Dataset listings of figures:
============================================================

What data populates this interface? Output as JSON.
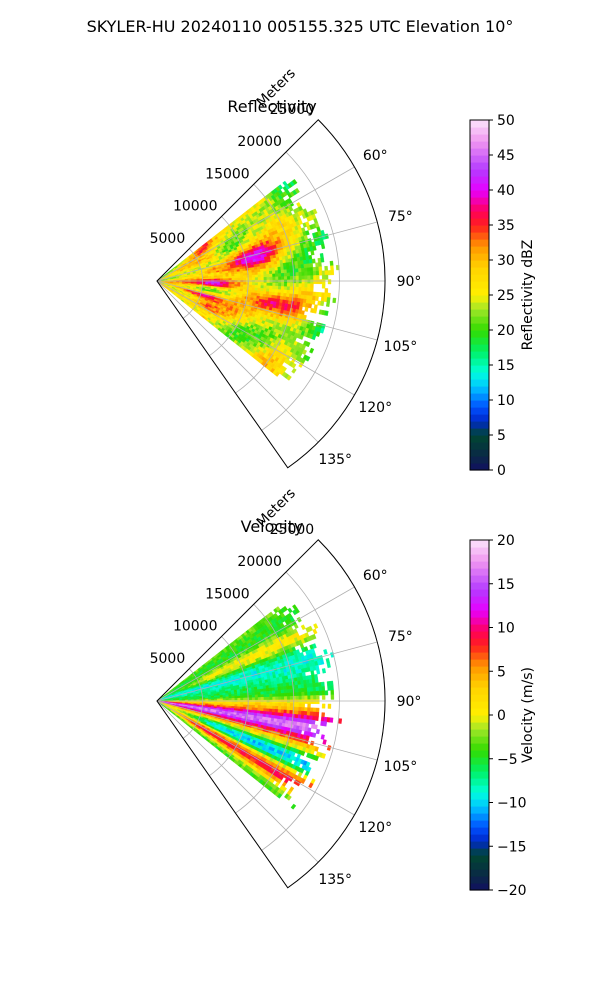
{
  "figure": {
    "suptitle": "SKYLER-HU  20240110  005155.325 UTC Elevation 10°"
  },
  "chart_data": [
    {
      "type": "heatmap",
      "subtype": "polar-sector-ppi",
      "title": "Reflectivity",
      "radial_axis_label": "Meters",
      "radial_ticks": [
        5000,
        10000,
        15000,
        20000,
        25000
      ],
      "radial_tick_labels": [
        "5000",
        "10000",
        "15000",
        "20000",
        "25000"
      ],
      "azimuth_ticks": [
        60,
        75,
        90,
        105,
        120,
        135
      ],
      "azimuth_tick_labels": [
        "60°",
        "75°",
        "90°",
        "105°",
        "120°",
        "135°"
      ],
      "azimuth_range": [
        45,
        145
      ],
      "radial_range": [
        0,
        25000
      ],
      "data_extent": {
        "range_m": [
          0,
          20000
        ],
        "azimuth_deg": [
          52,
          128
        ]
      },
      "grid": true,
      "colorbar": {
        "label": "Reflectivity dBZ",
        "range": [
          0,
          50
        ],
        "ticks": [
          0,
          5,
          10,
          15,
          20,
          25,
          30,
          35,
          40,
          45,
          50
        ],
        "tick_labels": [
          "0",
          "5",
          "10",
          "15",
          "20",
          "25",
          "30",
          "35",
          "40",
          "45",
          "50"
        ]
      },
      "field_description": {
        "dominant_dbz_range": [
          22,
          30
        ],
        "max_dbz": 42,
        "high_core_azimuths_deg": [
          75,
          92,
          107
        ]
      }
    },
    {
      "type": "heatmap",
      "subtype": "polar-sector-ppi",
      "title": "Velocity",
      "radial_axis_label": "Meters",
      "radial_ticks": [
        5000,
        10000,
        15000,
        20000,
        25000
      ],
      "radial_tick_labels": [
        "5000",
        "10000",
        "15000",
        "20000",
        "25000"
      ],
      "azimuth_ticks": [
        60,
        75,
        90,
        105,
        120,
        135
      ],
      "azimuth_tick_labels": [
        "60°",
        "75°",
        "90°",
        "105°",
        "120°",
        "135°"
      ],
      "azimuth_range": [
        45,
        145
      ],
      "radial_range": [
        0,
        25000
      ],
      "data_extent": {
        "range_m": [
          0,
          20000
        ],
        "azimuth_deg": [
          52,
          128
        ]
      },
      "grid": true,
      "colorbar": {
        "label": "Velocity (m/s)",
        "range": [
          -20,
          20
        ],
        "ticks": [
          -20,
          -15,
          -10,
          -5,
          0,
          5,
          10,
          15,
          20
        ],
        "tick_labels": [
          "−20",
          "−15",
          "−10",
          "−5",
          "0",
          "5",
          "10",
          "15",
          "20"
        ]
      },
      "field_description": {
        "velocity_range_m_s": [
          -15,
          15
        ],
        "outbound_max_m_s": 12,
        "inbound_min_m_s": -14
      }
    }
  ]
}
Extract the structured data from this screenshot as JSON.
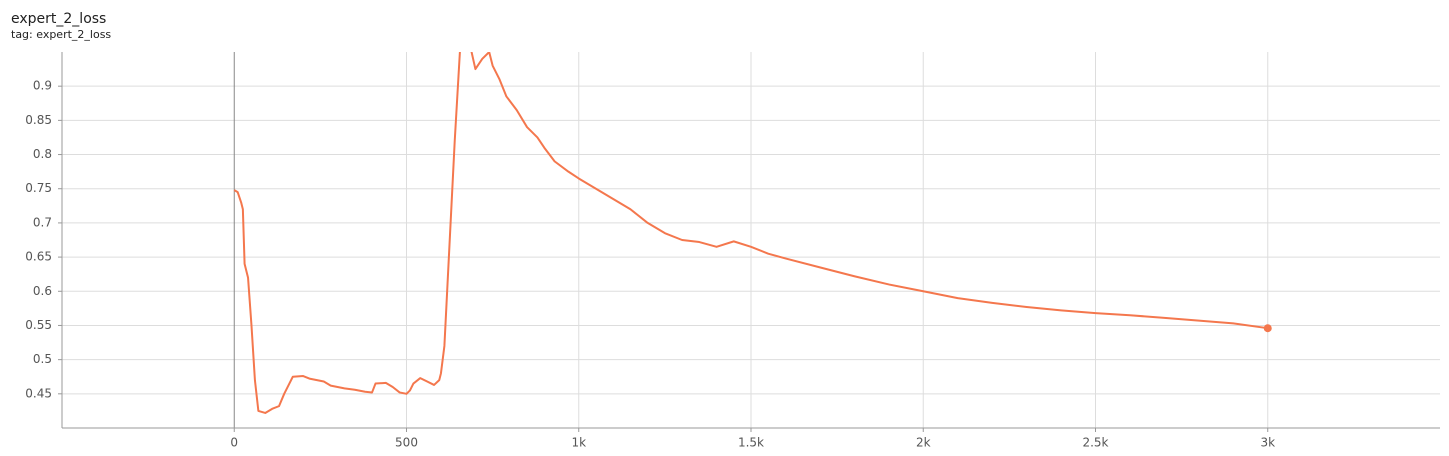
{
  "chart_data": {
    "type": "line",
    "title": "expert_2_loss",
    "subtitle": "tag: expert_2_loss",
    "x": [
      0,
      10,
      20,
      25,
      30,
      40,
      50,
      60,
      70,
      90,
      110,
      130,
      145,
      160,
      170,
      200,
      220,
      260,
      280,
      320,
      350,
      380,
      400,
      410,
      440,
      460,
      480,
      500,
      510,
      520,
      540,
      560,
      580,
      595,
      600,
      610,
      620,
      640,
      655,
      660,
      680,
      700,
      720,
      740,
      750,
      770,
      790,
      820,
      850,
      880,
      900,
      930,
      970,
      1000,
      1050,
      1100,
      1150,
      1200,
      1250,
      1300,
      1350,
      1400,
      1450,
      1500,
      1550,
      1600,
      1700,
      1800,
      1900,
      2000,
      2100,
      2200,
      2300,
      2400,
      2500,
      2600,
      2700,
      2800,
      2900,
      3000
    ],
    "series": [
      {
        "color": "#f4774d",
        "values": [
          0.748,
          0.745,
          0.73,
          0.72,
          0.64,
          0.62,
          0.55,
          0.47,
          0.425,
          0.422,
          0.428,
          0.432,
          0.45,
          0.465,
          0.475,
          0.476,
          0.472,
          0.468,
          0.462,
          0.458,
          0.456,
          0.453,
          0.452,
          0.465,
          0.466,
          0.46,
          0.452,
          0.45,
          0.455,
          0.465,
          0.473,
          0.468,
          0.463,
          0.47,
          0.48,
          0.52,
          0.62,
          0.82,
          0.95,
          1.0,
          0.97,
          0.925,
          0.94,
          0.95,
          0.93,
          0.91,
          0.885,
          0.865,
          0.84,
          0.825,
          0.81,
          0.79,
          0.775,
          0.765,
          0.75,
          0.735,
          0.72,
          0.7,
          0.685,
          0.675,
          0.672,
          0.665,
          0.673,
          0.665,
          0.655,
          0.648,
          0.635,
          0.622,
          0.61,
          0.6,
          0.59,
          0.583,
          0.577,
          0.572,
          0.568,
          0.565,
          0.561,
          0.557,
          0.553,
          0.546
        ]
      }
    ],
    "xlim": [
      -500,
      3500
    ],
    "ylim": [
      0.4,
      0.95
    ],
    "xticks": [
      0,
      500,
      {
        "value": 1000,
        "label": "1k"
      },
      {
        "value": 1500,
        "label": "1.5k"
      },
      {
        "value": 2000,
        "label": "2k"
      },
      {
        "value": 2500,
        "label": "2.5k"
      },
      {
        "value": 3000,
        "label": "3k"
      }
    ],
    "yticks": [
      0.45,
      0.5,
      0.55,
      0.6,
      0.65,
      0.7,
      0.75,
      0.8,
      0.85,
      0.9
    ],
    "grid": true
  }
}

============================================================

WORK INSTRUCTIONS: Print out every entry above without changing a word, and leave out the pictures.

WRITTEN SOLUTION:
What data populates this interface? Output as JSON.
{
  "figure": {
    "suptitle": "SKYLER-HU  20240110  005155.325 UTC Elevation 10°"
  },
  "chart_data": [
    {
      "type": "heatmap",
      "subtype": "polar-sector-ppi",
      "title": "Reflectivity",
      "radial_axis_label": "Meters",
      "radial_ticks": [
        5000,
        10000,
        15000,
        20000,
        25000
      ],
      "radial_tick_labels": [
        "5000",
        "10000",
        "15000",
        "20000",
        "25000"
      ],
      "azimuth_ticks": [
        60,
        75,
        90,
        105,
        120,
        135
      ],
      "azimuth_tick_labels": [
        "60°",
        "75°",
        "90°",
        "105°",
        "120°",
        "135°"
      ],
      "azimuth_range": [
        45,
        145
      ],
      "radial_range": [
        0,
        25000
      ],
      "data_extent": {
        "range_m": [
          0,
          20000
        ],
        "azimuth_deg": [
          52,
          128
        ]
      },
      "grid": true,
      "colorbar": {
        "label": "Reflectivity dBZ",
        "range": [
          0,
          50
        ],
        "ticks": [
          0,
          5,
          10,
          15,
          20,
          25,
          30,
          35,
          40,
          45,
          50
        ],
        "tick_labels": [
          "0",
          "5",
          "10",
          "15",
          "20",
          "25",
          "30",
          "35",
          "40",
          "45",
          "50"
        ]
      },
      "field_description": {
        "dominant_dbz_range": [
          22,
          30
        ],
        "max_dbz": 42,
        "high_core_azimuths_deg": [
          75,
          92,
          107
        ]
      }
    },
    {
      "type": "heatmap",
      "subtype": "polar-sector-ppi",
      "title": "Velocity",
      "radial_axis_label": "Meters",
      "radial_ticks": [
        5000,
        10000,
        15000,
        20000,
        25000
      ],
      "radial_tick_labels": [
        "5000",
        "10000",
        "15000",
        "20000",
        "25000"
      ],
      "azimuth_ticks": [
        60,
        75,
        90,
        105,
        120,
        135
      ],
      "azimuth_tick_labels": [
        "60°",
        "75°",
        "90°",
        "105°",
        "120°",
        "135°"
      ],
      "azimuth_range": [
        45,
        145
      ],
      "radial_range": [
        0,
        25000
      ],
      "data_extent": {
        "range_m": [
          0,
          20000
        ],
        "azimuth_deg": [
          52,
          128
        ]
      },
      "grid": true,
      "colorbar": {
        "label": "Velocity (m/s)",
        "range": [
          -20,
          20
        ],
        "ticks": [
          -20,
          -15,
          -10,
          -5,
          0,
          5,
          10,
          15,
          20
        ],
        "tick_labels": [
          "−20",
          "−15",
          "−10",
          "−5",
          "0",
          "5",
          "10",
          "15",
          "20"
        ]
      },
      "field_description": {
        "velocity_range_m_s": [
          -15,
          15
        ],
        "outbound_max_m_s": 12,
        "inbound_min_m_s": -14
      }
    }
  ]
}
Extract the structured data from this screenshot as JSON.
{
  "chart_data": {
    "type": "line",
    "title": "expert_2_loss",
    "subtitle": "tag: expert_2_loss",
    "x": [
      0,
      10,
      20,
      25,
      30,
      40,
      50,
      60,
      70,
      90,
      110,
      130,
      145,
      160,
      170,
      200,
      220,
      260,
      280,
      320,
      350,
      380,
      400,
      410,
      440,
      460,
      480,
      500,
      510,
      520,
      540,
      560,
      580,
      595,
      600,
      610,
      620,
      640,
      655,
      660,
      680,
      700,
      720,
      740,
      750,
      770,
      790,
      820,
      850,
      880,
      900,
      930,
      970,
      1000,
      1050,
      1100,
      1150,
      1200,
      1250,
      1300,
      1350,
      1400,
      1450,
      1500,
      1550,
      1600,
      1700,
      1800,
      1900,
      2000,
      2100,
      2200,
      2300,
      2400,
      2500,
      2600,
      2700,
      2800,
      2900,
      3000
    ],
    "series": [
      {
        "color": "#f4774d",
        "values": [
          0.748,
          0.745,
          0.73,
          0.72,
          0.64,
          0.62,
          0.55,
          0.47,
          0.425,
          0.422,
          0.428,
          0.432,
          0.45,
          0.465,
          0.475,
          0.476,
          0.472,
          0.468,
          0.462,
          0.458,
          0.456,
          0.453,
          0.452,
          0.465,
          0.466,
          0.46,
          0.452,
          0.45,
          0.455,
          0.465,
          0.473,
          0.468,
          0.463,
          0.47,
          0.48,
          0.52,
          0.62,
          0.82,
          0.95,
          1.0,
          0.97,
          0.925,
          0.94,
          0.95,
          0.93,
          0.91,
          0.885,
          0.865,
          0.84,
          0.825,
          0.81,
          0.79,
          0.775,
          0.765,
          0.75,
          0.735,
          0.72,
          0.7,
          0.685,
          0.675,
          0.672,
          0.665,
          0.673,
          0.665,
          0.655,
          0.648,
          0.635,
          0.622,
          0.61,
          0.6,
          0.59,
          0.583,
          0.577,
          0.572,
          0.568,
          0.565,
          0.561,
          0.557,
          0.553,
          0.546
        ]
      }
    ],
    "xlim": [
      -500,
      3500
    ],
    "ylim": [
      0.4,
      0.95
    ],
    "xticks": [
      0,
      500,
      {
        "value": 1000,
        "label": "1k"
      },
      {
        "value": 1500,
        "label": "1.5k"
      },
      {
        "value": 2000,
        "label": "2k"
      },
      {
        "value": 2500,
        "label": "2.5k"
      },
      {
        "value": 3000,
        "label": "3k"
      }
    ],
    "yticks": [
      0.45,
      0.5,
      0.55,
      0.6,
      0.65,
      0.7,
      0.75,
      0.8,
      0.85,
      0.9
    ],
    "grid": true
  }
}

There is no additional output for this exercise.